Do this >>
Quote each line of the material verbatim, without the pictures.

Collected data entries
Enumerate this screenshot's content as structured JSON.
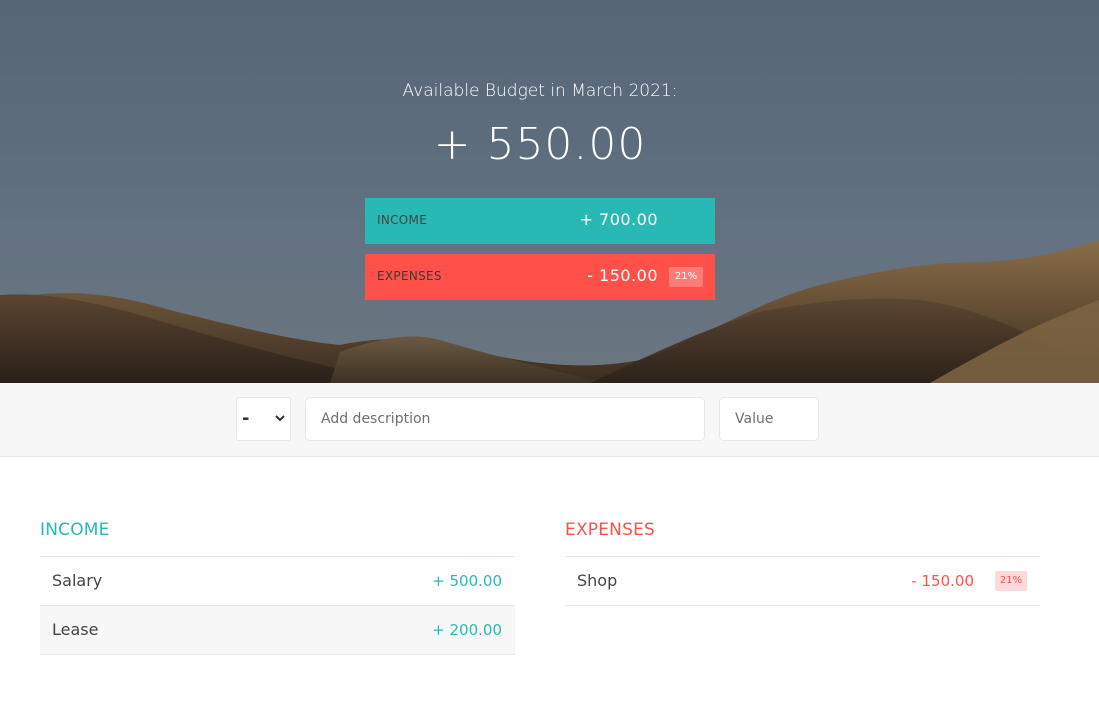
{
  "budget": {
    "title": "Available Budget in March 2021:",
    "value": "+ 550.00",
    "income": {
      "label": "INCOME",
      "value": "+ 700.00"
    },
    "expenses": {
      "label": "EXPENSES",
      "value": "- 150.00",
      "percentage": "21%"
    }
  },
  "add": {
    "type_value": "-",
    "type_icon": "chevron-down-icon",
    "description_placeholder": "Add description",
    "value_placeholder": "Value"
  },
  "income": {
    "title": "INCOME",
    "items": [
      {
        "description": "Salary",
        "value": "+ 500.00"
      },
      {
        "description": "Lease",
        "value": "+ 200.00"
      }
    ]
  },
  "expenses": {
    "title": "EXPENSES",
    "items": [
      {
        "description": "Shop",
        "value": "- 150.00",
        "percentage": "21%"
      }
    ]
  },
  "colors": {
    "income": "#28b9b5",
    "expenses": "#ff5049"
  }
}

Exercise result >>
Enumerate this screenshot's content as structured JSON.
{
  "budget": {
    "title": "Available Budget in March 2021:",
    "value": "+ 550.00",
    "income": {
      "label": "INCOME",
      "value": "+ 700.00"
    },
    "expenses": {
      "label": "EXPENSES",
      "value": "- 150.00",
      "percentage": "21%"
    }
  },
  "add": {
    "type_value": "-",
    "type_icon": "chevron-down-icon",
    "description_placeholder": "Add description",
    "value_placeholder": "Value"
  },
  "income": {
    "title": "INCOME",
    "items": [
      {
        "description": "Salary",
        "value": "+ 500.00"
      },
      {
        "description": "Lease",
        "value": "+ 200.00"
      }
    ]
  },
  "expenses": {
    "title": "EXPENSES",
    "items": [
      {
        "description": "Shop",
        "value": "- 150.00",
        "percentage": "21%"
      }
    ]
  },
  "colors": {
    "income": "#28b9b5",
    "expenses": "#ff5049"
  }
}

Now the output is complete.